* **Instruction**:
Locate the string "opening" in the listing below. Copy every line where it is found.

* **Dataset**:
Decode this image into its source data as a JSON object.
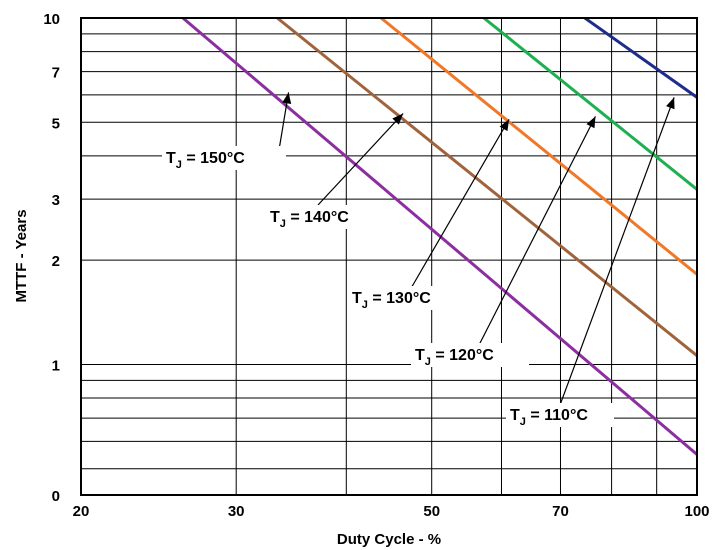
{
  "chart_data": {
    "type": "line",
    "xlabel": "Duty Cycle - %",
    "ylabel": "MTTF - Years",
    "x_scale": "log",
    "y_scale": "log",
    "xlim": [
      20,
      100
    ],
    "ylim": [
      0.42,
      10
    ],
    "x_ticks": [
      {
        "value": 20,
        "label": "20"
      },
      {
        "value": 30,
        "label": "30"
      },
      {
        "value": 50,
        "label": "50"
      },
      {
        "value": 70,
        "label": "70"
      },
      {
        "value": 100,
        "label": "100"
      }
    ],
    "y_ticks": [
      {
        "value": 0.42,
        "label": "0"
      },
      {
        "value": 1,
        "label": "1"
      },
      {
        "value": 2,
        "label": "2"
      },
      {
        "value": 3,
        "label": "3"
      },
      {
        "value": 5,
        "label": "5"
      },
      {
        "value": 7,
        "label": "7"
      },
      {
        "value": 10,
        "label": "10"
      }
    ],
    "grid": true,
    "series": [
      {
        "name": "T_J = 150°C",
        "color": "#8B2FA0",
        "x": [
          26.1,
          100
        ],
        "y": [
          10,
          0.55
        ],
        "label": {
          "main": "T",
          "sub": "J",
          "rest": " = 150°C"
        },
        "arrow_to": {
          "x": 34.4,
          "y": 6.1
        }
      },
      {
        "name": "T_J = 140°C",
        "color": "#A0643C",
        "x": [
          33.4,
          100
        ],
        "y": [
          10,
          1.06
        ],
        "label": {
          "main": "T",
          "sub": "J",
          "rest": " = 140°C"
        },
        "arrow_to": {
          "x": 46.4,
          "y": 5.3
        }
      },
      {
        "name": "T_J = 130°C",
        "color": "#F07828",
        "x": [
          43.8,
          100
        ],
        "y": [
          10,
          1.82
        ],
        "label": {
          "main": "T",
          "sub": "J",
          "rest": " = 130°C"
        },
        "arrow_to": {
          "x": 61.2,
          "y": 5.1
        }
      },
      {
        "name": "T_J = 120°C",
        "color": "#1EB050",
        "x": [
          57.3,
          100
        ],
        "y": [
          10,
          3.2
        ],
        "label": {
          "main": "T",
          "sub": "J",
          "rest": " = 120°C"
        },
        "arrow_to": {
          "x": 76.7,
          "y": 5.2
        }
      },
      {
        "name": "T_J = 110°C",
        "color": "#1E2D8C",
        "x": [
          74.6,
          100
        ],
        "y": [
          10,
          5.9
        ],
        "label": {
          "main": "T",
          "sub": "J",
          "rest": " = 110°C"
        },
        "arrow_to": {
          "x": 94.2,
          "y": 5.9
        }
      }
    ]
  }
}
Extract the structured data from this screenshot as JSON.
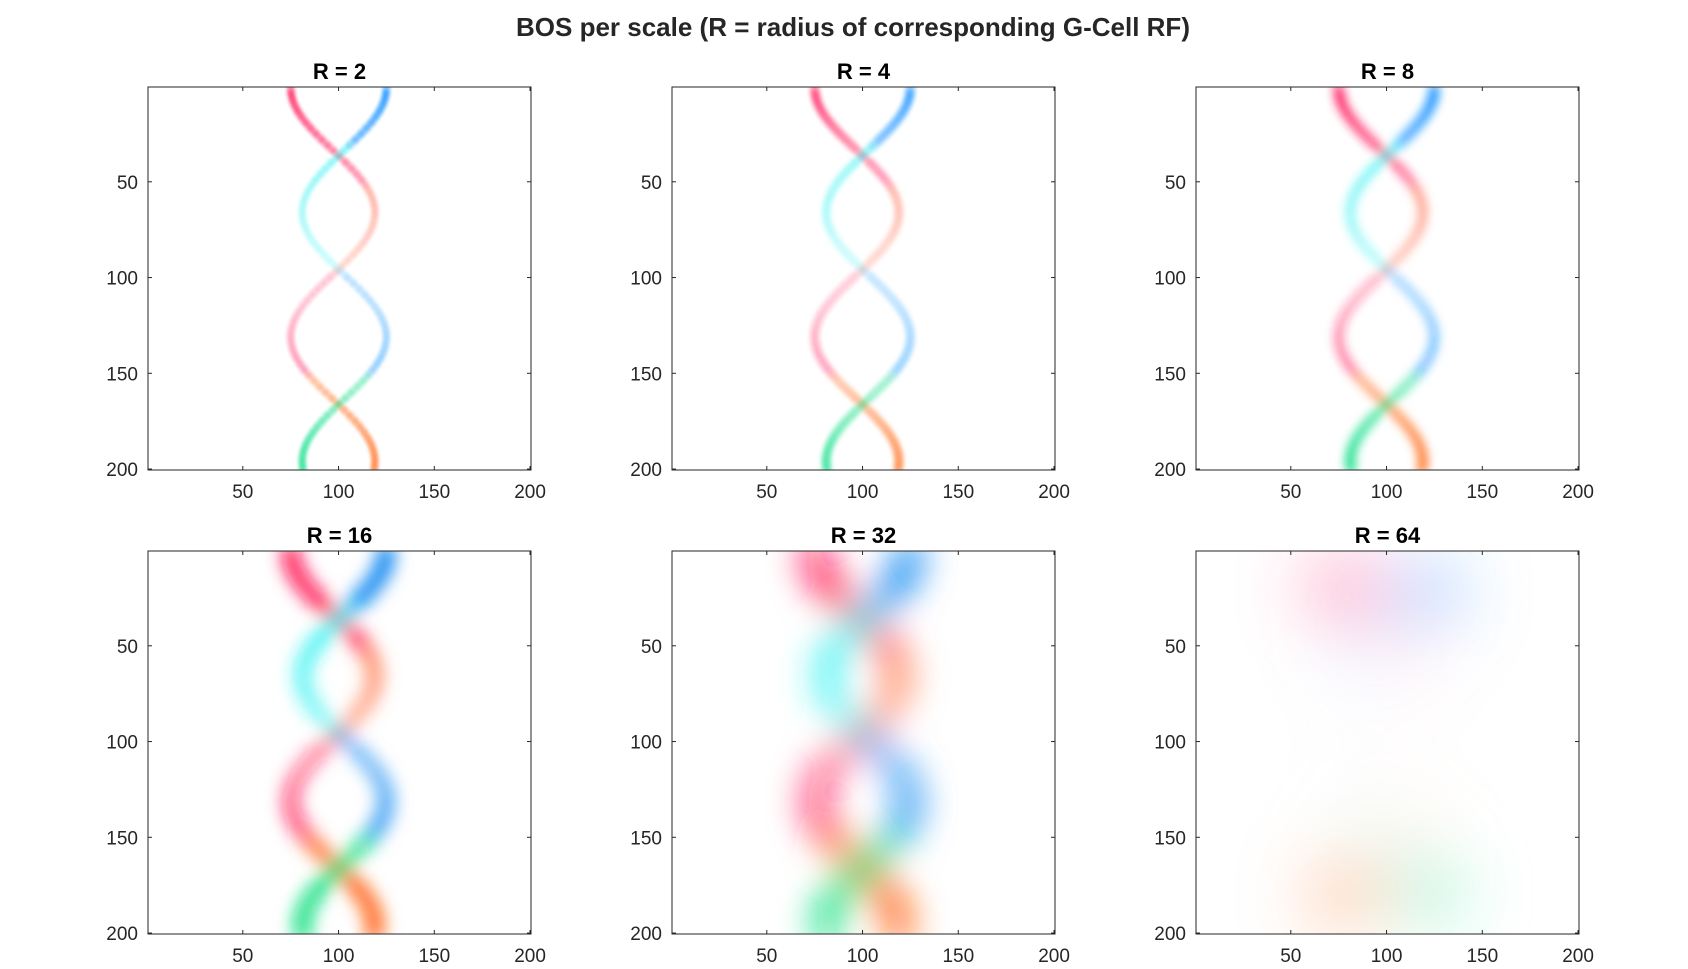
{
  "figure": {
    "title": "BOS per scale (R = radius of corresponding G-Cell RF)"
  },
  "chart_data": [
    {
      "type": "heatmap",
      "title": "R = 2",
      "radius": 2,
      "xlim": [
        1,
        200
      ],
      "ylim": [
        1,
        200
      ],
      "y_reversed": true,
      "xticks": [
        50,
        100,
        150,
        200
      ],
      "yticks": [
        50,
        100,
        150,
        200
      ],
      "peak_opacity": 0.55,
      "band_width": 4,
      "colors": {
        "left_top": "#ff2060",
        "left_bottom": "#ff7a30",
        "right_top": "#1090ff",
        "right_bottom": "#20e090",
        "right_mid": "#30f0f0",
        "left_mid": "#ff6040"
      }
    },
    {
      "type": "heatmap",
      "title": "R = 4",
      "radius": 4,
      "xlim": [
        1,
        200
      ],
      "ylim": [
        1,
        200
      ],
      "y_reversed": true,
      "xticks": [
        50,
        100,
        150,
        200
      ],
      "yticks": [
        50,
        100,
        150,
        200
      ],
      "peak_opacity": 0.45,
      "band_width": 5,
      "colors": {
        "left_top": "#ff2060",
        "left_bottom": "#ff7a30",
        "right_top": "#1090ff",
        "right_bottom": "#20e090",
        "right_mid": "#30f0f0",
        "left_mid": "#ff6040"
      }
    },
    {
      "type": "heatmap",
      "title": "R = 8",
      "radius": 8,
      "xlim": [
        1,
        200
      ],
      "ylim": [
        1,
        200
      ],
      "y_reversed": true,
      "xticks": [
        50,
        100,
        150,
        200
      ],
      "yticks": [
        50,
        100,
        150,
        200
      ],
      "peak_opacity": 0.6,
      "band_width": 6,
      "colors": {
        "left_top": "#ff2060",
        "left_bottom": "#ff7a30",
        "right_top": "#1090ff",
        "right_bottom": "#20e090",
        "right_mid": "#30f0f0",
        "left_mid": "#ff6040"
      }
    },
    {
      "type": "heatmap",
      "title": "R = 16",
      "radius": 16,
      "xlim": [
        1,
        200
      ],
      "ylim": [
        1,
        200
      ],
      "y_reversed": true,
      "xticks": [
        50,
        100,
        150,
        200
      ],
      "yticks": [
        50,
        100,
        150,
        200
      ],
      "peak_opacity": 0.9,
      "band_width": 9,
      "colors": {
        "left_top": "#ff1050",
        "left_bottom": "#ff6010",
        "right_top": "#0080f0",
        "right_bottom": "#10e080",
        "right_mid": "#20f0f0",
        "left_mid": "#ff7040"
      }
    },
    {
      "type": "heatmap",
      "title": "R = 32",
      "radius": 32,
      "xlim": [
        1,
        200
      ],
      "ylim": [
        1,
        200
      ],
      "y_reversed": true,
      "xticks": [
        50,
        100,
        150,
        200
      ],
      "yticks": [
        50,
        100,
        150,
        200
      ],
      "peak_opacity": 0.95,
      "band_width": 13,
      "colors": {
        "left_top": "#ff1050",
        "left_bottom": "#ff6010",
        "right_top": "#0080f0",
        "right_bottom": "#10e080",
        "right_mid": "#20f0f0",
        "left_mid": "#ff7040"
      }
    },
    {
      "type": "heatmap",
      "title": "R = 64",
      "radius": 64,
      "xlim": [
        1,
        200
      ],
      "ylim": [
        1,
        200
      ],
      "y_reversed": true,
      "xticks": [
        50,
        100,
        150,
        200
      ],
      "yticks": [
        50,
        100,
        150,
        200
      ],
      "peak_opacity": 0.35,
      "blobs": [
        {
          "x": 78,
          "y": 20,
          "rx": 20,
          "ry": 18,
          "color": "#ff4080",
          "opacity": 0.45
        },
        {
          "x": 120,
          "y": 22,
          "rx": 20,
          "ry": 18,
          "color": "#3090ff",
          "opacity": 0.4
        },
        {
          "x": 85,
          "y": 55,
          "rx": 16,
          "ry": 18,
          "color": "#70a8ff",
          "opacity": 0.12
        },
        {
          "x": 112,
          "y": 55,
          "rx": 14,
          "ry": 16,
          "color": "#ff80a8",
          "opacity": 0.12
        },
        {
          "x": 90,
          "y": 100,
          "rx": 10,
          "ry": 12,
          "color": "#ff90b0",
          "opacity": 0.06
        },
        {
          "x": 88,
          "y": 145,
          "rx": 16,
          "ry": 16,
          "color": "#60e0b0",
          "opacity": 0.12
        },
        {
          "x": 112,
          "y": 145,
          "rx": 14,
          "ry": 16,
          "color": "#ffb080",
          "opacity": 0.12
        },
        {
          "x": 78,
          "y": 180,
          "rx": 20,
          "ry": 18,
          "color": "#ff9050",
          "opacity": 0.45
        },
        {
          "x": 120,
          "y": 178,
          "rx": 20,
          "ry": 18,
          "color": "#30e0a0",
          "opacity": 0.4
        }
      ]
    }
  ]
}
==
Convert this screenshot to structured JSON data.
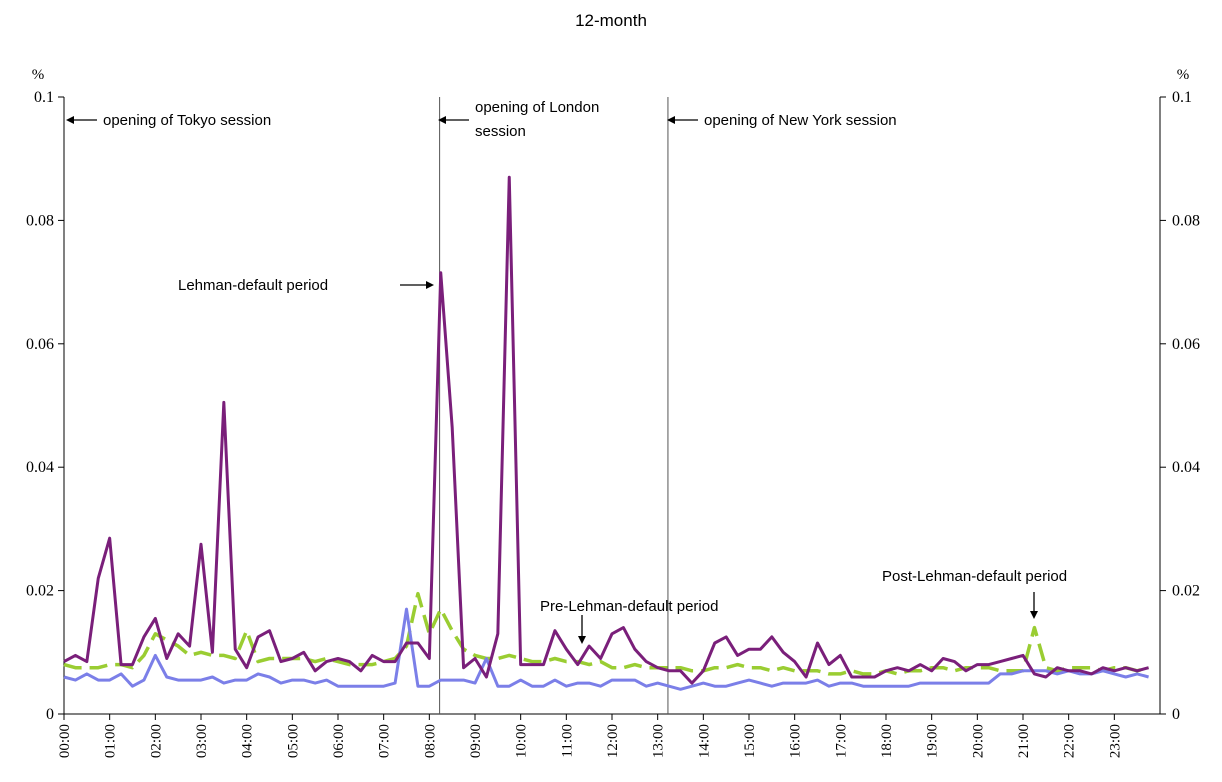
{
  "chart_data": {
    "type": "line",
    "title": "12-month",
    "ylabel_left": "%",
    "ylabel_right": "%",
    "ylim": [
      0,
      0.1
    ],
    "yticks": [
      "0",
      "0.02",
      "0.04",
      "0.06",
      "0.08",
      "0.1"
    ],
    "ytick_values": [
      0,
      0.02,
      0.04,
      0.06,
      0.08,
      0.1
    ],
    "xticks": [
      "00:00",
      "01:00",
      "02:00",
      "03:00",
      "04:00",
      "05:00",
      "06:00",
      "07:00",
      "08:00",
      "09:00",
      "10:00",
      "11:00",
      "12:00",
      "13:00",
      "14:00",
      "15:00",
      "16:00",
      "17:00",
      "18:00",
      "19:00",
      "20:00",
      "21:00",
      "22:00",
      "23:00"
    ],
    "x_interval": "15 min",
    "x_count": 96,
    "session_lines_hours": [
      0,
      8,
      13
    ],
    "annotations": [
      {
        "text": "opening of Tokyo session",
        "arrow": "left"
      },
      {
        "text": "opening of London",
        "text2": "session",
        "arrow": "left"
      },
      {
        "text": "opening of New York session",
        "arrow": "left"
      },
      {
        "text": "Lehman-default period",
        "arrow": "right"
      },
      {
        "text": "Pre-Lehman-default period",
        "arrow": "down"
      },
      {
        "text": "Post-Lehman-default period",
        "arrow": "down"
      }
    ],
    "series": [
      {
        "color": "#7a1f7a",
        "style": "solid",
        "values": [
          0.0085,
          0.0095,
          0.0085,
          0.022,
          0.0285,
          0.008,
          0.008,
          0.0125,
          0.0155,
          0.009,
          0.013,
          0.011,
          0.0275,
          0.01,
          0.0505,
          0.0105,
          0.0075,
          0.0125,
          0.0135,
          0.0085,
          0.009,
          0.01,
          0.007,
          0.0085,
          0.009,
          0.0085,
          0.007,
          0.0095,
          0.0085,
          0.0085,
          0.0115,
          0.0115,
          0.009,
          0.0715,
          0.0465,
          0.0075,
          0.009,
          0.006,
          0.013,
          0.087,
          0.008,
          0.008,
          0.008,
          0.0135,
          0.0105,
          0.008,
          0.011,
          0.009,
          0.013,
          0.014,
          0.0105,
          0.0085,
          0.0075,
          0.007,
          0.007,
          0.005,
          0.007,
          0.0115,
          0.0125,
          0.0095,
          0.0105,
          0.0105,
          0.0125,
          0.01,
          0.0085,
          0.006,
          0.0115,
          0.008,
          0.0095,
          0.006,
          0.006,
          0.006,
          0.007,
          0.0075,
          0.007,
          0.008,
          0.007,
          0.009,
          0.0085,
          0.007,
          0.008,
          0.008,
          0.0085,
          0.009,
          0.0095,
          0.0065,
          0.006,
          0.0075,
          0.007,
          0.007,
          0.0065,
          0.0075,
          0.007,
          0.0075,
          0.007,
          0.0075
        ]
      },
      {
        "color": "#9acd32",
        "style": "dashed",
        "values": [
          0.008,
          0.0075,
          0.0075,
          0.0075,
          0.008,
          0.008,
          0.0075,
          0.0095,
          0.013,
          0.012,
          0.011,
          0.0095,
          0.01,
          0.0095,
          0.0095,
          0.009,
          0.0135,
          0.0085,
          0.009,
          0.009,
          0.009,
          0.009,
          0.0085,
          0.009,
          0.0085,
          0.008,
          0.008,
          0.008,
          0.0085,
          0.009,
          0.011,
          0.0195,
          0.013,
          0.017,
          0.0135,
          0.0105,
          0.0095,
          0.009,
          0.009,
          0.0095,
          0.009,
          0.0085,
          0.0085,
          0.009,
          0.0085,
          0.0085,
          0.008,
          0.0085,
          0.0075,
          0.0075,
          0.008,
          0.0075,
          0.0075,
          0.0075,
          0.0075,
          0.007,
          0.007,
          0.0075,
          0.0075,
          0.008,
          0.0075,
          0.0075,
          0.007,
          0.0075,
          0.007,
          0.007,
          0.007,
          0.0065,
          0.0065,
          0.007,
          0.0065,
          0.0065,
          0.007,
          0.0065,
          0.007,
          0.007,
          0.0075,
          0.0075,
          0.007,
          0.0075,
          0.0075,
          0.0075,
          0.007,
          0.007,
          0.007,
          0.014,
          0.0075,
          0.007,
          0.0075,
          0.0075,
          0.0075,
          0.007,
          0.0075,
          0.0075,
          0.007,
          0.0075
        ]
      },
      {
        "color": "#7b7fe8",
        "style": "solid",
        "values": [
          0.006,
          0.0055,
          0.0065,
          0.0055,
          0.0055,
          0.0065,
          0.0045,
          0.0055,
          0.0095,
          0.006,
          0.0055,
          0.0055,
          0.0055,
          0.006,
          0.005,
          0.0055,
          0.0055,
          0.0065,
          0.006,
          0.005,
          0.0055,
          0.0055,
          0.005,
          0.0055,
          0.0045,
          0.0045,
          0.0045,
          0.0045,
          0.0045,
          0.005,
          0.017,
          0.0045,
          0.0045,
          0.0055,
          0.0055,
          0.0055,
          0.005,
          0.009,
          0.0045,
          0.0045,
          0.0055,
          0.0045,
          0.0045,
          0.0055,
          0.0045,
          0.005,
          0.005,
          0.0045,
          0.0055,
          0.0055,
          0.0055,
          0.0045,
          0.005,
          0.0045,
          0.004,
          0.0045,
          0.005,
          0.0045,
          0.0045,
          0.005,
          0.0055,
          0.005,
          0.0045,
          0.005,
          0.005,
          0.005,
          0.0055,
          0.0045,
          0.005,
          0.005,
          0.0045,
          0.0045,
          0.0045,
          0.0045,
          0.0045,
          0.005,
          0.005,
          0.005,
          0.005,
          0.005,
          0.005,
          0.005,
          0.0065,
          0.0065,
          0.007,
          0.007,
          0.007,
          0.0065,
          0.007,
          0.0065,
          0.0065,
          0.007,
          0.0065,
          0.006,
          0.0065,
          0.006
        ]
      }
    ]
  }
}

* **Output for this exercise**:
        "text": "opening of Tokyo session",
        "text": "opening of London",
        "text": "opening of New York session",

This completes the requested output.